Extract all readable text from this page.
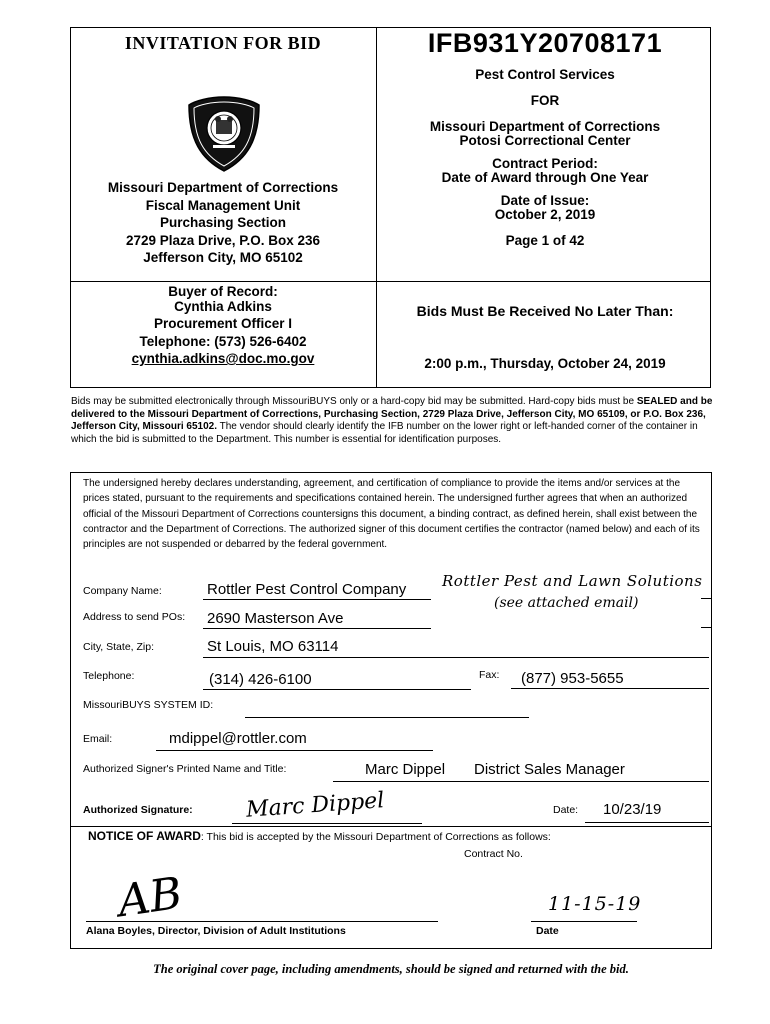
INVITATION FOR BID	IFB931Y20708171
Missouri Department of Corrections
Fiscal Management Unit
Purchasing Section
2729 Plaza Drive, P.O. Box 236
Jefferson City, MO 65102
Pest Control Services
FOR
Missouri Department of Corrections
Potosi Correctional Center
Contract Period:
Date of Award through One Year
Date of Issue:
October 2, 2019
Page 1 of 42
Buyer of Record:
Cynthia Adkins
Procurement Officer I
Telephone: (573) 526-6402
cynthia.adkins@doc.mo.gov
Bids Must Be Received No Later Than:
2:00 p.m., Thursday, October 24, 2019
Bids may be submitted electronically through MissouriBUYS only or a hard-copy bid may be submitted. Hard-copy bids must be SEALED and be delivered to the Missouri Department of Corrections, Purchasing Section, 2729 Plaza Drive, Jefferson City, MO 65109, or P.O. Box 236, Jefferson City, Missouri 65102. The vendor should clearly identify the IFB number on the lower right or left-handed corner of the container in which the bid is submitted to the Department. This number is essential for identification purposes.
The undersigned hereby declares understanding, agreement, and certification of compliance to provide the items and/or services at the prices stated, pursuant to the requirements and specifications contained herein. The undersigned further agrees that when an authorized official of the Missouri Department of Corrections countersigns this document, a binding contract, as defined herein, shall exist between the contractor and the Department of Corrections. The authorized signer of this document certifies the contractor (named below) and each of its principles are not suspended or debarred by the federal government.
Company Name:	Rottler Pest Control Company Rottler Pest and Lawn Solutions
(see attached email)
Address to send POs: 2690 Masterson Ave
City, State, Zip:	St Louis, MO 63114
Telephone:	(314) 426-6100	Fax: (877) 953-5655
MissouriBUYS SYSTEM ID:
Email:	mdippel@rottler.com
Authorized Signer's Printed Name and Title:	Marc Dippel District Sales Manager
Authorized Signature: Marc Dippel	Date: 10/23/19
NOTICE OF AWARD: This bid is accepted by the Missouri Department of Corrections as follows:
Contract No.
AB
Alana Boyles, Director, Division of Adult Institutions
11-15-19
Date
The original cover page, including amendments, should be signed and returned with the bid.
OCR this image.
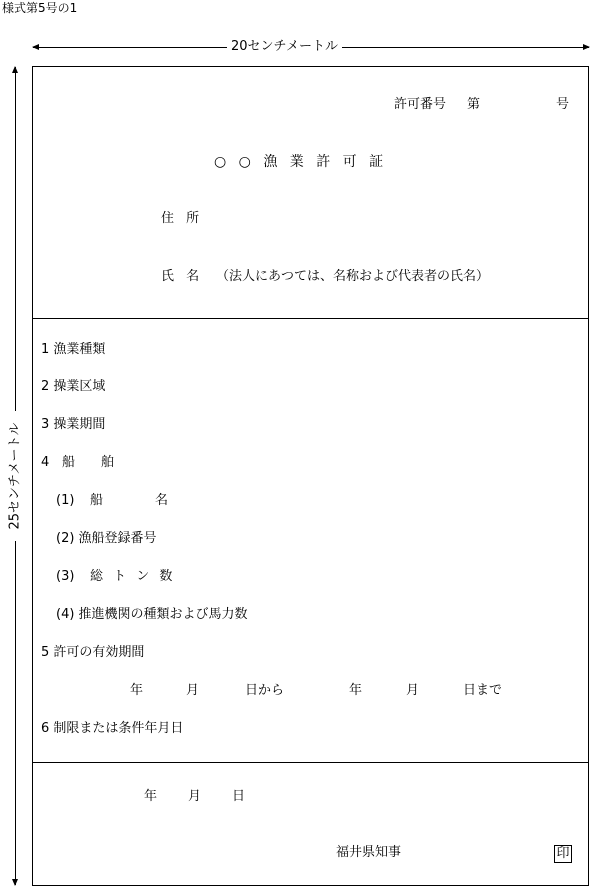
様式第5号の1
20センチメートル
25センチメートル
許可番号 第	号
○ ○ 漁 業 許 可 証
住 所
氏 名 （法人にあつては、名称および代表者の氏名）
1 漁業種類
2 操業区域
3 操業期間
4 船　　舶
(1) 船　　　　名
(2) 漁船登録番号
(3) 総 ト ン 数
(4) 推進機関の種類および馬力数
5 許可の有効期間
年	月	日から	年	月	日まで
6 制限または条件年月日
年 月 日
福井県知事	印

__Challenge__: Restate word for word, please, the line containing "OCR this image." and all lines after it through the end of the material; the pictures do not belong in the copy.

__Solution for this task__:
OCR this image.
様式第5号の1
20センチメートル
25センチメートル
許可番号 第	号
○ ○ 漁 業 許 可 証
住 所
氏 名 （法人にあつては、名称および代表者の氏名）
1 漁業種類
2 操業区域
3 操業期間
4 船　　舶
(1) 船　　　　名
(2) 漁船登録番号
(3) 総 ト ン 数
(4) 推進機関の種類および馬力数
5 許可の有効期間
年	月	日から	年	月	日まで
6 制限または条件年月日
年 月 日
福井県知事	印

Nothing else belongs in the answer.